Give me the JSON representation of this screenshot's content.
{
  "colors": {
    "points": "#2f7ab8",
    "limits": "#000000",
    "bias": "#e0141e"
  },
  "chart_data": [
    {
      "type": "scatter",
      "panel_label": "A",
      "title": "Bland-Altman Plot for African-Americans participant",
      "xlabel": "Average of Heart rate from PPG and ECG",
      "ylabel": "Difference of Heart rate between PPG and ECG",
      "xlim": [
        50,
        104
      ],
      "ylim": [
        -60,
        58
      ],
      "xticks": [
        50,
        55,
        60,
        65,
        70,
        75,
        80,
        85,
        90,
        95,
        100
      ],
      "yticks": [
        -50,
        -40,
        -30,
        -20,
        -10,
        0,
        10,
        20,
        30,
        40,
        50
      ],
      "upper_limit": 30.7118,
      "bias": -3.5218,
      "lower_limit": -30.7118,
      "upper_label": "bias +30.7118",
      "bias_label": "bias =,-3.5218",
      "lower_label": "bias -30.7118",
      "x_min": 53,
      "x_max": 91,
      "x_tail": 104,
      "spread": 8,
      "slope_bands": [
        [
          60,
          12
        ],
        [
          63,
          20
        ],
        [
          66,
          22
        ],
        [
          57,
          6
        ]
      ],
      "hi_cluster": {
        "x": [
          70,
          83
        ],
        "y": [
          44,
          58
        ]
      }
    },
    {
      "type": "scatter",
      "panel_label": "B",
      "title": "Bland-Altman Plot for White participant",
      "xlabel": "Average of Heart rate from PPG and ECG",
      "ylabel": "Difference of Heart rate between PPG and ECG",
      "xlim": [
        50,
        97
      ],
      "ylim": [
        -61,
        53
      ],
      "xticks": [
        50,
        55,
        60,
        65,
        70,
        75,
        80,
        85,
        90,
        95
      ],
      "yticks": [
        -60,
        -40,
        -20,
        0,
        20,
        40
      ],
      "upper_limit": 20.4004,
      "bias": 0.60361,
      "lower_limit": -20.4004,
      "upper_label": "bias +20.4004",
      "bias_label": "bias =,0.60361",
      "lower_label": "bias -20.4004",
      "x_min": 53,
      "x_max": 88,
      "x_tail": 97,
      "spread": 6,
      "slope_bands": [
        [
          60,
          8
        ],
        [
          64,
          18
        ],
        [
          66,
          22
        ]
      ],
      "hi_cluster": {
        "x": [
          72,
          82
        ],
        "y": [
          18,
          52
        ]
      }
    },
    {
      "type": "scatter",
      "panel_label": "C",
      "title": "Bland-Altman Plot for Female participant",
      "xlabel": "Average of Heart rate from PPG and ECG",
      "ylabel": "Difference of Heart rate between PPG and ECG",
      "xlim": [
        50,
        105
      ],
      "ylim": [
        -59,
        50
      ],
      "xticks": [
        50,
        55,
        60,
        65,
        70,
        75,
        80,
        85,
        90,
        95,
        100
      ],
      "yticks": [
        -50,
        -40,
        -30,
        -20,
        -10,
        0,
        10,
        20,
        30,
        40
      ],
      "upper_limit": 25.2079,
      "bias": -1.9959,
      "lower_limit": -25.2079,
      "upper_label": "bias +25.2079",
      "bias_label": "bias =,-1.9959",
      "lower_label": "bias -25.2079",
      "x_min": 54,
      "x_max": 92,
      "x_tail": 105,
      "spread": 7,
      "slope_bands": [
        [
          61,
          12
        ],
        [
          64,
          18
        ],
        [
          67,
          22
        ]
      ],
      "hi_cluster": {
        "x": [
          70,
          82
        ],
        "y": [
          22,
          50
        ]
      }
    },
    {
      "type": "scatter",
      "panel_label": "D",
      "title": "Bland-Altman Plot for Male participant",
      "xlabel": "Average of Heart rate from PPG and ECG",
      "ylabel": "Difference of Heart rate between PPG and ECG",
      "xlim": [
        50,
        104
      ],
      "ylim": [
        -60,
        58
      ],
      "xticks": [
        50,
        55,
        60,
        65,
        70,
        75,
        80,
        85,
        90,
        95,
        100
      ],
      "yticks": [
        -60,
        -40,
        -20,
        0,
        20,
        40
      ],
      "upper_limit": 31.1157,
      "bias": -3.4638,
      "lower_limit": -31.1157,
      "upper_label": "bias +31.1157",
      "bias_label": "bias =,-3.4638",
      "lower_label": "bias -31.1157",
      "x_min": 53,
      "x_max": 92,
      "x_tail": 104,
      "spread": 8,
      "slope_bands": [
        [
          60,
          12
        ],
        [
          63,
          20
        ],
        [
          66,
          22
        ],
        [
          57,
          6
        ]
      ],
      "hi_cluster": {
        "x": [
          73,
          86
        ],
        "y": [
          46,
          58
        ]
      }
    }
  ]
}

--------------------------------------------------

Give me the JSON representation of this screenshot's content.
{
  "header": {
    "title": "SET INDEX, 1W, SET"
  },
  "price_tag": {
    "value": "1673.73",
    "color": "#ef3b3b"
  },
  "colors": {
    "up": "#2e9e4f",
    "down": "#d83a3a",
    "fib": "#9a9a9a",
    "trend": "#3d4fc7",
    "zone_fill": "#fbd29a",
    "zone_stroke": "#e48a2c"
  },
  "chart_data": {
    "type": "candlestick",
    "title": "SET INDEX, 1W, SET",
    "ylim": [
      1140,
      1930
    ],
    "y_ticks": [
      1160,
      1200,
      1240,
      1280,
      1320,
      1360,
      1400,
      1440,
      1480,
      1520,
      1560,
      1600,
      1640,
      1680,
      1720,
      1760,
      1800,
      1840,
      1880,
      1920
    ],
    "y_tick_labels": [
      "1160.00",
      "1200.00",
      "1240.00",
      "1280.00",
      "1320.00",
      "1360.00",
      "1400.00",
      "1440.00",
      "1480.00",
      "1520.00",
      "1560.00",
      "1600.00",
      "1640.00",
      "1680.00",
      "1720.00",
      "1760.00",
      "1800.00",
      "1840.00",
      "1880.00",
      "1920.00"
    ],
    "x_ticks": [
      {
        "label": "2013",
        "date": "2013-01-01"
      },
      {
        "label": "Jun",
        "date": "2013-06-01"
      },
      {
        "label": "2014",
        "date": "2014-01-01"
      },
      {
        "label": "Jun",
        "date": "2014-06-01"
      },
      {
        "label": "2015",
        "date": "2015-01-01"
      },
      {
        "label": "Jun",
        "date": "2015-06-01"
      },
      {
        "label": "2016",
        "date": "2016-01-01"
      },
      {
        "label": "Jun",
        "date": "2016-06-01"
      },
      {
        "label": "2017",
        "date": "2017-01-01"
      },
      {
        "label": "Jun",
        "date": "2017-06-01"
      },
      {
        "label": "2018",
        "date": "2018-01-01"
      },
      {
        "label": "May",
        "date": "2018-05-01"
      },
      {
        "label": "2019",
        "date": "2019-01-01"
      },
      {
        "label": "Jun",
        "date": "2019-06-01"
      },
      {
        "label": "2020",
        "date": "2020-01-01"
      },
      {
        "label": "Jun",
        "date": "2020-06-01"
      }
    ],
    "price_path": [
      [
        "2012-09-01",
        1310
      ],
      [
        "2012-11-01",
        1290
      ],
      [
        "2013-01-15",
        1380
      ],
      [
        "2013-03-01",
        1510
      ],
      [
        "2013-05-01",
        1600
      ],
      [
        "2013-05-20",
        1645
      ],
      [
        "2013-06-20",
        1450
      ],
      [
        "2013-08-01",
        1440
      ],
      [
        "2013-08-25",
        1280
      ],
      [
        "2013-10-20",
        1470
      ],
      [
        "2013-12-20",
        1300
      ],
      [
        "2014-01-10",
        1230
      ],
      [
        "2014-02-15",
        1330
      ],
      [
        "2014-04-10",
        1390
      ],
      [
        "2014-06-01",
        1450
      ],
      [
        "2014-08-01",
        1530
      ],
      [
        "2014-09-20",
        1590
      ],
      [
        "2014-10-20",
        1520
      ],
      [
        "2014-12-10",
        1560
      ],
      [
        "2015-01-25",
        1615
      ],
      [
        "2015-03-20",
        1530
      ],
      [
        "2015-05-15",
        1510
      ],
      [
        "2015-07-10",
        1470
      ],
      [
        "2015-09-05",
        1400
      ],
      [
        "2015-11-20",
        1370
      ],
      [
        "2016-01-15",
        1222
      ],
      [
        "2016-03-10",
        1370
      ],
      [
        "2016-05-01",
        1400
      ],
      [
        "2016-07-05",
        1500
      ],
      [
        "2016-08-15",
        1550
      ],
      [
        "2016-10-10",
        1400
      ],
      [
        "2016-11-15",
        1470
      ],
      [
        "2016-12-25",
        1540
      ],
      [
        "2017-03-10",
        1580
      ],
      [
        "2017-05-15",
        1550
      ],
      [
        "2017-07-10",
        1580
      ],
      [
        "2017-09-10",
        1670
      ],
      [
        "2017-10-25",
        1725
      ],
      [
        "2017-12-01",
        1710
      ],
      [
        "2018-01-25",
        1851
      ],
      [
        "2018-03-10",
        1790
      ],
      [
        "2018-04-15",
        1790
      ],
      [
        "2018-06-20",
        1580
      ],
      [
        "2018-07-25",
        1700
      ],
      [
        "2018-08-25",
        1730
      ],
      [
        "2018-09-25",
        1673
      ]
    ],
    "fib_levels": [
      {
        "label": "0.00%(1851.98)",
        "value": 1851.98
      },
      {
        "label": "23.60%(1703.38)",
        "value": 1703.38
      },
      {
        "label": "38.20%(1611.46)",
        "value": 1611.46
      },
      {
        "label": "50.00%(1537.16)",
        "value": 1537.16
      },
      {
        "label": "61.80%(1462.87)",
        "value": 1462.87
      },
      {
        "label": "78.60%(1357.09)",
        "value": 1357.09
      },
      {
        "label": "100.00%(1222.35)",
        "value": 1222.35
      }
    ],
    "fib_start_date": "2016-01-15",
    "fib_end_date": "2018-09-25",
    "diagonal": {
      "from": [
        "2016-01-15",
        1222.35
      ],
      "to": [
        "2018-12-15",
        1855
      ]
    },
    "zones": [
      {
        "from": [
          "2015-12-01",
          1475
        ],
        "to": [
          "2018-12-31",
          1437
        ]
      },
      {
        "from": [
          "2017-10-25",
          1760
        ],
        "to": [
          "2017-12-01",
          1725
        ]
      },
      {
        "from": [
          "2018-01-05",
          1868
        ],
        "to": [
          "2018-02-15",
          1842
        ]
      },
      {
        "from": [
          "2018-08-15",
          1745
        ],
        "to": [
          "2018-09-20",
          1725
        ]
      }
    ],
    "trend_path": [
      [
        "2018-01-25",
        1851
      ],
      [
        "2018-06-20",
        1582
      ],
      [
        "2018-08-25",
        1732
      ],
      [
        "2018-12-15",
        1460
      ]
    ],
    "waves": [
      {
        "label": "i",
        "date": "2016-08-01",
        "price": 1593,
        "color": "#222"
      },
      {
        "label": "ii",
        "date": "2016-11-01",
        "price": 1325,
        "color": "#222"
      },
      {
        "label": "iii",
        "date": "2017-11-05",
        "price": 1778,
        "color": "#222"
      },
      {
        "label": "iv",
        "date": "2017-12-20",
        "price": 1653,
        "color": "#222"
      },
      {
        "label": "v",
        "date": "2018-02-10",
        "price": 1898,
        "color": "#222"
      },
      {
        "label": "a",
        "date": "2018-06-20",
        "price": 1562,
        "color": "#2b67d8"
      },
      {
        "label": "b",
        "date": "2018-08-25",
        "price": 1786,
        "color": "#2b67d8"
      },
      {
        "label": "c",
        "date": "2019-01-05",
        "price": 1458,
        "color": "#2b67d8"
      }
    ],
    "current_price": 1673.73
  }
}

--------------------------------------------------

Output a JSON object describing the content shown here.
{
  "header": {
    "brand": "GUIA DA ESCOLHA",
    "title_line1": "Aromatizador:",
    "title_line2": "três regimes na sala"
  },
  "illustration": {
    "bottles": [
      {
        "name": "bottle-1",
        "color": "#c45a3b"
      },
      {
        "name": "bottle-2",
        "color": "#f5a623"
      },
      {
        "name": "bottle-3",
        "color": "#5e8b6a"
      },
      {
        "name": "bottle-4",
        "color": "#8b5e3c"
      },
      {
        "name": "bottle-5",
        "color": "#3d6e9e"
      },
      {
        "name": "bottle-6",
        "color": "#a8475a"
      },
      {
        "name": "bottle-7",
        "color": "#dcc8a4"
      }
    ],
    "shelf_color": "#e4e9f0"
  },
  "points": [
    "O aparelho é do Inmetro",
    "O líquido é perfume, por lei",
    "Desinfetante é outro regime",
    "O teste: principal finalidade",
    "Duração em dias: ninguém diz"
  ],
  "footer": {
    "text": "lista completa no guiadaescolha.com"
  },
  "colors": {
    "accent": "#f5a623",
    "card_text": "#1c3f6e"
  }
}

--------------------------------------------------

▸ Stated task: Reproduce each line of the entries in which the word "participant" is found.

▸ Solution for this problem:
      "title": "Bland-Altman Plot for African-Americans participant",
      "title": "Bland-Altman Plot for White participant",
      "title": "Bland-Altman Plot for Female participant",
      "title": "Bland-Altman Plot for Male participant",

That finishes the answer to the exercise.